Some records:

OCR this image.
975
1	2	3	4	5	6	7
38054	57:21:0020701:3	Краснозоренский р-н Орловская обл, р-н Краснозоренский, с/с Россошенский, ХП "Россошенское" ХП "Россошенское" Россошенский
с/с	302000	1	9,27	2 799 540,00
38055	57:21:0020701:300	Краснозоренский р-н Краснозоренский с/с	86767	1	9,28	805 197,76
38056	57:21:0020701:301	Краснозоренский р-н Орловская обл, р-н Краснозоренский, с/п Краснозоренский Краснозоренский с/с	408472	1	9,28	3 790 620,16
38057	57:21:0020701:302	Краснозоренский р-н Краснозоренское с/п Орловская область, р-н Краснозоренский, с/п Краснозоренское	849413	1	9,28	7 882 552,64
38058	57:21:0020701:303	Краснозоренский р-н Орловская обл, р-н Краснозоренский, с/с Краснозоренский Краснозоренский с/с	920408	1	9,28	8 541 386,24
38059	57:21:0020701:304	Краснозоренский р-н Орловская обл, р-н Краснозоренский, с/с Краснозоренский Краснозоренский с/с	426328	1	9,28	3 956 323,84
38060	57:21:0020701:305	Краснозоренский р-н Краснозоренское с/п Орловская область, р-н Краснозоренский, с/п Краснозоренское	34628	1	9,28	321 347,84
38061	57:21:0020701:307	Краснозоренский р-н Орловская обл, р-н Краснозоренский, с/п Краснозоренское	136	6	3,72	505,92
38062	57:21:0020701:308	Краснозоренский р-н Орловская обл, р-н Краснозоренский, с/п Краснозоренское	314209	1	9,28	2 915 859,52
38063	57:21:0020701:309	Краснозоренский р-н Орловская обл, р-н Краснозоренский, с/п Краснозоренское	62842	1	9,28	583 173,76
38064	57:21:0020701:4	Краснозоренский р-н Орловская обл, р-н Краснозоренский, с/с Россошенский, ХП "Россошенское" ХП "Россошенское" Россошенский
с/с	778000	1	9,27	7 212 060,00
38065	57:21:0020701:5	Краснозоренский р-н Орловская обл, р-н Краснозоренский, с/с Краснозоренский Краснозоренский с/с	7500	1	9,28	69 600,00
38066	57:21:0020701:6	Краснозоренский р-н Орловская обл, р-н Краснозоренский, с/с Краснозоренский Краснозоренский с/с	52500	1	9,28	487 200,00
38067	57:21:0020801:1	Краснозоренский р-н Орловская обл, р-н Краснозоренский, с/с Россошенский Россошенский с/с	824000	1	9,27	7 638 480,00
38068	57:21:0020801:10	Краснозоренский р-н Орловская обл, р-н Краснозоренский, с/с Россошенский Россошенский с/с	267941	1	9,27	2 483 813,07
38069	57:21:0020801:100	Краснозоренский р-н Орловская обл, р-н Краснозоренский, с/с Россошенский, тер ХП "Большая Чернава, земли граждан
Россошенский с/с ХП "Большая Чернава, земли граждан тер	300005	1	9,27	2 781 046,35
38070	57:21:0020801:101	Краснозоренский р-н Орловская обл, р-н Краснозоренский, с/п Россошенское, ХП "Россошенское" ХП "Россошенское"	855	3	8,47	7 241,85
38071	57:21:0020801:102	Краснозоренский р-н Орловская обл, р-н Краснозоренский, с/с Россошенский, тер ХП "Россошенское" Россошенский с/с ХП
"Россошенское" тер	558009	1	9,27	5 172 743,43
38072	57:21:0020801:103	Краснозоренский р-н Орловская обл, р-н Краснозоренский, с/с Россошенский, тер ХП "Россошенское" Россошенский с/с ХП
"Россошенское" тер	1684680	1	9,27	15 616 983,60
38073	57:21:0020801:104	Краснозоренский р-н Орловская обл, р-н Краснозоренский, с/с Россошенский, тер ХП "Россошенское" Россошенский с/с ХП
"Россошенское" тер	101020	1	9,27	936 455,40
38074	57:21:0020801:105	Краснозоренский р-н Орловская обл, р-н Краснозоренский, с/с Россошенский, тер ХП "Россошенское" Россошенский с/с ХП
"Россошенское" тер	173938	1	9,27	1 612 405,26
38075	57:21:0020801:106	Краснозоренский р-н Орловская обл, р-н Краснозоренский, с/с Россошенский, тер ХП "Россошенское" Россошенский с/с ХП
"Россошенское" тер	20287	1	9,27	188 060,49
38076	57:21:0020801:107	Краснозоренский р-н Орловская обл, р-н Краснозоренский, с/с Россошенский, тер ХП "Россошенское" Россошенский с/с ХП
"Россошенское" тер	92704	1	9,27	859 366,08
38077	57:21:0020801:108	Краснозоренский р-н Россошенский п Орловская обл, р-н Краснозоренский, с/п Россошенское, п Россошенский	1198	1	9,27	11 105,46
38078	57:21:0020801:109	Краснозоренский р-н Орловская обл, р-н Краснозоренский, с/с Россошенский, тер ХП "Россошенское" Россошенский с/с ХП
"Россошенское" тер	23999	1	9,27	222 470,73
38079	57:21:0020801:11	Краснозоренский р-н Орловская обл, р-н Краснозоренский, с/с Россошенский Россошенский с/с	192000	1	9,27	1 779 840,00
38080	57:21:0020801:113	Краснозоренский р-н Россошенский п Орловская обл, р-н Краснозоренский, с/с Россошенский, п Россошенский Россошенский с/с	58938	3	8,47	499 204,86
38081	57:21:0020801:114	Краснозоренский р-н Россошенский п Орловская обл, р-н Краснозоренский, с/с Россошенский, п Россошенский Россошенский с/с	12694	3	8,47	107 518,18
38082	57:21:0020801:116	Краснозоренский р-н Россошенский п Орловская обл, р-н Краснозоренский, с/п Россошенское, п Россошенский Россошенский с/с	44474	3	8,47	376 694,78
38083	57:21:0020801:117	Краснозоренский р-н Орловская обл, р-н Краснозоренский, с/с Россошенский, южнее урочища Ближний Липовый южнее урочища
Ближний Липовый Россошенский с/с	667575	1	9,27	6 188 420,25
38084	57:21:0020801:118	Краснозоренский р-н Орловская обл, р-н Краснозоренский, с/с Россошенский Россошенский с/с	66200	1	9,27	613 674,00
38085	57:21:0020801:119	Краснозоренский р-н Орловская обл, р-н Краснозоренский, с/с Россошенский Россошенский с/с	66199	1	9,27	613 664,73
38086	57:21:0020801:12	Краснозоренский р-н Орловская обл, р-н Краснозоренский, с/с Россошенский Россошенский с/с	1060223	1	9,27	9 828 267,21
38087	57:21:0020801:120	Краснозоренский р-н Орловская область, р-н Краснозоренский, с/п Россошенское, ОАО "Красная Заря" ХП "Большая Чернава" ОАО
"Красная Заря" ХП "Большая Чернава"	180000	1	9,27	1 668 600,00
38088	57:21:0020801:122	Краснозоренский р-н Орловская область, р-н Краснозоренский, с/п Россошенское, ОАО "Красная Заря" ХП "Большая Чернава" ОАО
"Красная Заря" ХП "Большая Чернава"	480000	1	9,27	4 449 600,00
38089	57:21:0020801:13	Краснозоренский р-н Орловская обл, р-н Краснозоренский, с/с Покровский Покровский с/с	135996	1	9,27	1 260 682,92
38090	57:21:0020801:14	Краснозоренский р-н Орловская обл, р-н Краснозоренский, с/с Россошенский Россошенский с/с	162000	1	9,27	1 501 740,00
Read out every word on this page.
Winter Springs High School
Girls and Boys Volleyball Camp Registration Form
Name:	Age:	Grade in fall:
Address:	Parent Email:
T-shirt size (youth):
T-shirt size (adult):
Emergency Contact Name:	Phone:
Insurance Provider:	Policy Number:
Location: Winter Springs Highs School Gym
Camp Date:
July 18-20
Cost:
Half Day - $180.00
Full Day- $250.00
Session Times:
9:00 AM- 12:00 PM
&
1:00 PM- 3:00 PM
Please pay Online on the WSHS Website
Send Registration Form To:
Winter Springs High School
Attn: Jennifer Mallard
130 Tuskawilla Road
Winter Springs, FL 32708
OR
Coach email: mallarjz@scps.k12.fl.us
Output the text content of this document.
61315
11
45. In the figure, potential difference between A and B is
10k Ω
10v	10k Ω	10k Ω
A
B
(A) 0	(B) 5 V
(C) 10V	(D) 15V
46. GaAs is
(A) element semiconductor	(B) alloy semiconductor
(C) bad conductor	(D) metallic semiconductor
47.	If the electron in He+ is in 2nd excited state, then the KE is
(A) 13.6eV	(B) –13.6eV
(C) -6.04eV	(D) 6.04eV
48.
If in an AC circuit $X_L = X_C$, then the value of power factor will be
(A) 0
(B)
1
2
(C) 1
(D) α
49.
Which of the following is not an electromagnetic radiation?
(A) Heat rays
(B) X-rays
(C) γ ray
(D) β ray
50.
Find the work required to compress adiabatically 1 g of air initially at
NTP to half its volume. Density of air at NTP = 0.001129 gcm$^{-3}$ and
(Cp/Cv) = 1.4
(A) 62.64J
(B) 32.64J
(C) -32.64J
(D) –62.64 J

WRITTEN INSTRUCTION: Give only the number of lines in the data that hold the string "Name".

RESULT FOR THIS TASK: 2